Dataset entries »
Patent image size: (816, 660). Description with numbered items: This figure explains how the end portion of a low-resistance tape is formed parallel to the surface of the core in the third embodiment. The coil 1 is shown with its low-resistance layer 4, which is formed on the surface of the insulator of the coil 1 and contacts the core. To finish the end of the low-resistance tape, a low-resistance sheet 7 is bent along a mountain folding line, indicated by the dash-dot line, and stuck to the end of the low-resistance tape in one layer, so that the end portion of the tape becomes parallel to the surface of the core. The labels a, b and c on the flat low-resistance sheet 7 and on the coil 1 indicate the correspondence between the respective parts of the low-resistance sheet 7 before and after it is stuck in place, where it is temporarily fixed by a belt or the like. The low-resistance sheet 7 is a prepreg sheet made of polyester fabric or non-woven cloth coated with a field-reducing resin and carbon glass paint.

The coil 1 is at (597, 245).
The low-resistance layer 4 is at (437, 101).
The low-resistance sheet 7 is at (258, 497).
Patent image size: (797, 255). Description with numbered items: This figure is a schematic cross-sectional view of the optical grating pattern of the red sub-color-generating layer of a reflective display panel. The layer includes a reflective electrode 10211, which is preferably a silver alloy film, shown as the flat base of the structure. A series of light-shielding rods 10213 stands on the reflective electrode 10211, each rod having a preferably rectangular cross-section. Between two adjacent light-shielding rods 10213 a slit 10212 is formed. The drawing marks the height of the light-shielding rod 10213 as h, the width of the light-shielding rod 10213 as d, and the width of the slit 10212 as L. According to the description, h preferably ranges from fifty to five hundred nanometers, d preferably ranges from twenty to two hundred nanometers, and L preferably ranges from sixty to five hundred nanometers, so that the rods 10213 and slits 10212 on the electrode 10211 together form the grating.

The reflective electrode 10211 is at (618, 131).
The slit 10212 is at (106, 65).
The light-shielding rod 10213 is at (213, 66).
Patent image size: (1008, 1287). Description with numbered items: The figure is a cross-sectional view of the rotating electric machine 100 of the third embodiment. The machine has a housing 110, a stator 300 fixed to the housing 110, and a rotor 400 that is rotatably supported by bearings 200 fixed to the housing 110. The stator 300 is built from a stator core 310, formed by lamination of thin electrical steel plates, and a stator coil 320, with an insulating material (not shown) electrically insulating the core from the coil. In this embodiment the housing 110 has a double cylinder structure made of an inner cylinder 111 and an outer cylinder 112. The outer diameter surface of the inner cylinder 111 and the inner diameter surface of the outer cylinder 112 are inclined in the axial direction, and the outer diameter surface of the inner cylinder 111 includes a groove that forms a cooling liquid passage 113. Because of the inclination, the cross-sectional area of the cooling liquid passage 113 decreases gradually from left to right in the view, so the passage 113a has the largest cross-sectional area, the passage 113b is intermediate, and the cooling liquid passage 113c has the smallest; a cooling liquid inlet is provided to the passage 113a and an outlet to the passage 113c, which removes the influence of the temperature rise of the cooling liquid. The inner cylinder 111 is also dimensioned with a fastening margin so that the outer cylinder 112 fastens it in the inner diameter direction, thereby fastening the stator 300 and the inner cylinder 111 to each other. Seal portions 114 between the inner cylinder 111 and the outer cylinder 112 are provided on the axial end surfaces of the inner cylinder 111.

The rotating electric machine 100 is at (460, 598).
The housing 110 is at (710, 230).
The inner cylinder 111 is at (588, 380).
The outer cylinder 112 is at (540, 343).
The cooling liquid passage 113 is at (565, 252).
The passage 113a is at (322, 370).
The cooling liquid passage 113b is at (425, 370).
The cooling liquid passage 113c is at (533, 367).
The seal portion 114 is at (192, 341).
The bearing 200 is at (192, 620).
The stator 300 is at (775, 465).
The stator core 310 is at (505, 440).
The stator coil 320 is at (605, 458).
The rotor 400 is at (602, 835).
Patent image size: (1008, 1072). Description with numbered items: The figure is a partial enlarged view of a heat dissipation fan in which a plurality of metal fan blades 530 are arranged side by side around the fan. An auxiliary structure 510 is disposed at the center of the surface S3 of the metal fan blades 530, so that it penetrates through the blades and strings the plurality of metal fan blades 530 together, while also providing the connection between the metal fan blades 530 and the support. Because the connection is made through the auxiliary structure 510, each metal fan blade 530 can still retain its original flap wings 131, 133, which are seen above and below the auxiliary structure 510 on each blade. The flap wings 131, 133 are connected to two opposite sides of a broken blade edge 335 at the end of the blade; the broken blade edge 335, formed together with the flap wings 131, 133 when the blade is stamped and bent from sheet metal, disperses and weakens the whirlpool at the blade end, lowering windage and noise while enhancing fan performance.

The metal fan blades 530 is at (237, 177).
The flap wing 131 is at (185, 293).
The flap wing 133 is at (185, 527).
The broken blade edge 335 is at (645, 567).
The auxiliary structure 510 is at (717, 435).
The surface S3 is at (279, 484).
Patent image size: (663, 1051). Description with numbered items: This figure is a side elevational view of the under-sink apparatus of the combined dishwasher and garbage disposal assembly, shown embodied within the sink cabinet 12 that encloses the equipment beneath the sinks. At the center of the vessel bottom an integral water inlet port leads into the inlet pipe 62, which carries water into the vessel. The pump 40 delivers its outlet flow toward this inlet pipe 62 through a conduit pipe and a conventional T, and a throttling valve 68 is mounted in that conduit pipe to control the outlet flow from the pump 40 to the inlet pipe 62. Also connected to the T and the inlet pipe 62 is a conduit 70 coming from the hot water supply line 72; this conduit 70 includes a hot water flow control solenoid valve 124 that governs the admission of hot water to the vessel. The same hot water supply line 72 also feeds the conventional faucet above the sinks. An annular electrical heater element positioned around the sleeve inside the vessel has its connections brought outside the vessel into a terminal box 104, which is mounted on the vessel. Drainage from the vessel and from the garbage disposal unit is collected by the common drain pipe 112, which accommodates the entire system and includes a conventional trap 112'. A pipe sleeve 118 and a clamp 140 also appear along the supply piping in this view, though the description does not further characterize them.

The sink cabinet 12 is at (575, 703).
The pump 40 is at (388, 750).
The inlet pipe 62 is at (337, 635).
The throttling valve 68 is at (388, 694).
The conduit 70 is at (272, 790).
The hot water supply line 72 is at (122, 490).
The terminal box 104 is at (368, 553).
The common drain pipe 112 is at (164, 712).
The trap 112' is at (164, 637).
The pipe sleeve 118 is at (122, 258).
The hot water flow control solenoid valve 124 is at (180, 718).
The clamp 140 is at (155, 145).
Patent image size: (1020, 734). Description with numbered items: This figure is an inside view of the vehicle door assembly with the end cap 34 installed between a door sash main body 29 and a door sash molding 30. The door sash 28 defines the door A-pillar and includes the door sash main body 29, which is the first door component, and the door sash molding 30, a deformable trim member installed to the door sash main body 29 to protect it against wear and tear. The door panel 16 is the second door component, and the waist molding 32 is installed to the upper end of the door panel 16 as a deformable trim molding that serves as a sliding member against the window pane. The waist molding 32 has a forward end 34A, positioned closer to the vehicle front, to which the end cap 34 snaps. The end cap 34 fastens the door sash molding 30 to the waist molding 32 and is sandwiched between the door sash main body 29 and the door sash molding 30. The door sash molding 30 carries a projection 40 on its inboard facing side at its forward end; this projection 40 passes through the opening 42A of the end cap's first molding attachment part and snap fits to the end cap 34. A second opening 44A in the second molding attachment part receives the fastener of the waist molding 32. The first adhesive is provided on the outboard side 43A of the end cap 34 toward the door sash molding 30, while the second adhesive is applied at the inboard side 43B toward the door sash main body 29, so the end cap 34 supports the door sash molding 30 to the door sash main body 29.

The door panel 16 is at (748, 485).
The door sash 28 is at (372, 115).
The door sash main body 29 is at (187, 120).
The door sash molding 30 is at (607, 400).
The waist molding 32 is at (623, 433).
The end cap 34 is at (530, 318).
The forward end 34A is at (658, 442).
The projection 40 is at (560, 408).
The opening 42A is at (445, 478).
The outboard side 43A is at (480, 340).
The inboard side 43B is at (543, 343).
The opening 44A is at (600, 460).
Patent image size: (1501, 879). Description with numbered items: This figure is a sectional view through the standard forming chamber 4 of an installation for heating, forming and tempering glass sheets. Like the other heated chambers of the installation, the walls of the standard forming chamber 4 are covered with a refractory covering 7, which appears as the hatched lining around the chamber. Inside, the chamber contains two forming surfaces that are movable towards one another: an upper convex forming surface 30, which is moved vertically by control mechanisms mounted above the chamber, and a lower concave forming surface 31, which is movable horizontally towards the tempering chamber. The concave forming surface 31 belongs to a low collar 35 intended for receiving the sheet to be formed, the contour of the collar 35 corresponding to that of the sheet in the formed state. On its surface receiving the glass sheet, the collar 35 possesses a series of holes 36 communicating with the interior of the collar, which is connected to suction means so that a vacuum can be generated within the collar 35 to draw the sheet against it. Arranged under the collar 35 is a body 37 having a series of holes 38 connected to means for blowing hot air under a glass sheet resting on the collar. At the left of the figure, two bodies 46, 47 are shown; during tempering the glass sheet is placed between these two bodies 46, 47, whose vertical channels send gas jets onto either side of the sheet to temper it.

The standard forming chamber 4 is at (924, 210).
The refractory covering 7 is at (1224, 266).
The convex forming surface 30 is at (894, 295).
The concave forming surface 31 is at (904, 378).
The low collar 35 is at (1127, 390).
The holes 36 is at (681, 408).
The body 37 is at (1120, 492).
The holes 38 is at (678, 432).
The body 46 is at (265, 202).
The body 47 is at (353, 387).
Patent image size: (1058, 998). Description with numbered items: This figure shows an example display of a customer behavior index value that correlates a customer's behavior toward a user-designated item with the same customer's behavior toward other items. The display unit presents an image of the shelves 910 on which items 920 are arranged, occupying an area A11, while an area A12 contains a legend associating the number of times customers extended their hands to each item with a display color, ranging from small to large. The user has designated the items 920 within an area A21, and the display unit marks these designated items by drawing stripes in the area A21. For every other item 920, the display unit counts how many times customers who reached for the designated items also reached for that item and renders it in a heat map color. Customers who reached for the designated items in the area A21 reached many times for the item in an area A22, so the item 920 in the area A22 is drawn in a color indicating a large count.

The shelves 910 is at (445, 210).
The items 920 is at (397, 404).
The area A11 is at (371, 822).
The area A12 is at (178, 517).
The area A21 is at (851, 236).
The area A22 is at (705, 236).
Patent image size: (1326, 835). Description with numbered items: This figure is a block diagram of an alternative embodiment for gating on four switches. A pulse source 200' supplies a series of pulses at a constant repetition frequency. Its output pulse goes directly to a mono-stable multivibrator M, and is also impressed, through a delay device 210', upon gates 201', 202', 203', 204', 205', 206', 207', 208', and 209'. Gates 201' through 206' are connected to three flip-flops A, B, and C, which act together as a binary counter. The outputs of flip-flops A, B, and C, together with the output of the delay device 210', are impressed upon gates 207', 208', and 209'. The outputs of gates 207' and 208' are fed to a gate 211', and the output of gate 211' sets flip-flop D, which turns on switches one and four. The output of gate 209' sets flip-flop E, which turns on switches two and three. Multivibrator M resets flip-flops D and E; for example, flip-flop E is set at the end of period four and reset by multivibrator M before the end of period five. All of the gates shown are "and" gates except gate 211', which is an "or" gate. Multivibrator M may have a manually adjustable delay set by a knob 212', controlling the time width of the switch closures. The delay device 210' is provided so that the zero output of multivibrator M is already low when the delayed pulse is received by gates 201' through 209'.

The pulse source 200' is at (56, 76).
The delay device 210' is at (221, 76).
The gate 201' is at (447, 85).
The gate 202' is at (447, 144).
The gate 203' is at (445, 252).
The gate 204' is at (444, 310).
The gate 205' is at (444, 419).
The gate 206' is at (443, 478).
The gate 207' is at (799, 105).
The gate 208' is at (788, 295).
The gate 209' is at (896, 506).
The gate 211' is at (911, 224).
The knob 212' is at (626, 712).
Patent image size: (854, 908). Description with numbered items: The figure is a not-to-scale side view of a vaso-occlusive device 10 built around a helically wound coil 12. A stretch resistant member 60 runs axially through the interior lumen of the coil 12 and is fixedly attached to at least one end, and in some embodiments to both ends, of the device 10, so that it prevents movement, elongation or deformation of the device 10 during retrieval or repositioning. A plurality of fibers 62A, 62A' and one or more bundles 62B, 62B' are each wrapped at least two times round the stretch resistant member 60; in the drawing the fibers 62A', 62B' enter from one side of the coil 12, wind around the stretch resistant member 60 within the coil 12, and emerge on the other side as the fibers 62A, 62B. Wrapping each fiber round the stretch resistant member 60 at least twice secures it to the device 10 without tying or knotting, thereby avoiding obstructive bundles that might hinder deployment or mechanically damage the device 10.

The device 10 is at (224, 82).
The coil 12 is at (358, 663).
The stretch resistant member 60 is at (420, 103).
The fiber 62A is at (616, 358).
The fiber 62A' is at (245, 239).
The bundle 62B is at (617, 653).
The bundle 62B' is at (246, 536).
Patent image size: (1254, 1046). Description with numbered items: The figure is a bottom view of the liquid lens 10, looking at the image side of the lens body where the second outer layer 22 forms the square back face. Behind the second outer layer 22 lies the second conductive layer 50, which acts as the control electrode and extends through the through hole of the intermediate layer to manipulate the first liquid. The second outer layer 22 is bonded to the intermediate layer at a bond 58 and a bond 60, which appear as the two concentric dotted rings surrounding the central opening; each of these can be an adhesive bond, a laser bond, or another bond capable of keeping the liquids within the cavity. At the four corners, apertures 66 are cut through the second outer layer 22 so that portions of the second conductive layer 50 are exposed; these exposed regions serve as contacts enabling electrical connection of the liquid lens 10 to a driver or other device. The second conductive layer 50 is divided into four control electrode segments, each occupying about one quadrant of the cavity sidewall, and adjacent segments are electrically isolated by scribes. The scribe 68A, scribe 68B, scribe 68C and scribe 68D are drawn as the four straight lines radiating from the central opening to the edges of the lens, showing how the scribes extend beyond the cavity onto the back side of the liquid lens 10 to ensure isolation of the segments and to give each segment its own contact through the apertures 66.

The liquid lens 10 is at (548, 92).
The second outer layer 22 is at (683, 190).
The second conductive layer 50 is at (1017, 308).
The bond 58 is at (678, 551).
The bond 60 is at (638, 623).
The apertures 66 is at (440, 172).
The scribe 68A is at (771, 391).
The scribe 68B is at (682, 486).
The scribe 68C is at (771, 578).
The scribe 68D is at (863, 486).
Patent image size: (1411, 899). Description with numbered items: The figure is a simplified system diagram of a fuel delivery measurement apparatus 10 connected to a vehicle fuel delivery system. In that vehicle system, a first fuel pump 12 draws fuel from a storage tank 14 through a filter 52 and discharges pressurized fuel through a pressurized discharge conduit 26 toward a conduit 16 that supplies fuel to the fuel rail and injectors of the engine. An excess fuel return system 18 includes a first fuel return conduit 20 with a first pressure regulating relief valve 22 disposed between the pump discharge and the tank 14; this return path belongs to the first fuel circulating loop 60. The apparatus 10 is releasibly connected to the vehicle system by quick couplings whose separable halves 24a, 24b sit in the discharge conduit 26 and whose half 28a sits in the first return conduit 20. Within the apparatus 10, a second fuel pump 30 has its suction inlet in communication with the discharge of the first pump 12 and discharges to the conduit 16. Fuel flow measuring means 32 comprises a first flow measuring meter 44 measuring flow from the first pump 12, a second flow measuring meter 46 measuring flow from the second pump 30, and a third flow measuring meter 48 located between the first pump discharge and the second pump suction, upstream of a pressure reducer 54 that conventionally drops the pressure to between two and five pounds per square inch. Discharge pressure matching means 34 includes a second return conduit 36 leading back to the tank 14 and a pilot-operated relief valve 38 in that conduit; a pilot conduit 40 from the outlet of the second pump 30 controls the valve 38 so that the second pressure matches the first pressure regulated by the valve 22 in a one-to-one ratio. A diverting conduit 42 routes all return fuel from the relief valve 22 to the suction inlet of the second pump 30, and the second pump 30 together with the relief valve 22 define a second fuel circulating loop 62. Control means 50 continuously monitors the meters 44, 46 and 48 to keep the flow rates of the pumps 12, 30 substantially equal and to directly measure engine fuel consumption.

Aim of the task » Rewrite the lines from the start of the records through the line containing "The low-resistance sheet 7 is at (258, 497)." as a two-column CSV with the header input,output. Give one row for each description: put the description in input and the location lines that follow it in output, with each field quoted and its line breaks replaced by spaces.

The answer »
input,output
"Patent image size: (816, 660). Description with numbered items: This figure explains how the end portion of a low-resistance tape is formed parallel to the surface of the core in the third embodiment. The coil 1 is shown with its low-resistance layer 4, which is formed on the surface of the insulator of the coil 1 and contacts the core. To finish the end of the low-resistance tape, a low-resistance sheet 7 is bent along a mountain folding line, indicated by the dash-dot line, and stuck to the end of the low-resistance tape in one layer, so that the end portion of the tape becomes parallel to the surface of the core. The labels a, b and c on the flat low-resistance sheet 7 and on the coil 1 indicate the correspondence between the respective parts of the low-resistance sheet 7 before and after it is stuck in place, where it is temporarily fixed by a belt or the like. The low-resistance sheet 7 is a prepreg sheet made of polyester fabric or non-woven cloth coated with a field-reducing resin and carbon glass paint.","The coil 1 is at (597, 245). The low-resistance layer 4 is at (437, 101). The low-resistance sheet 7 is at (258, 497)."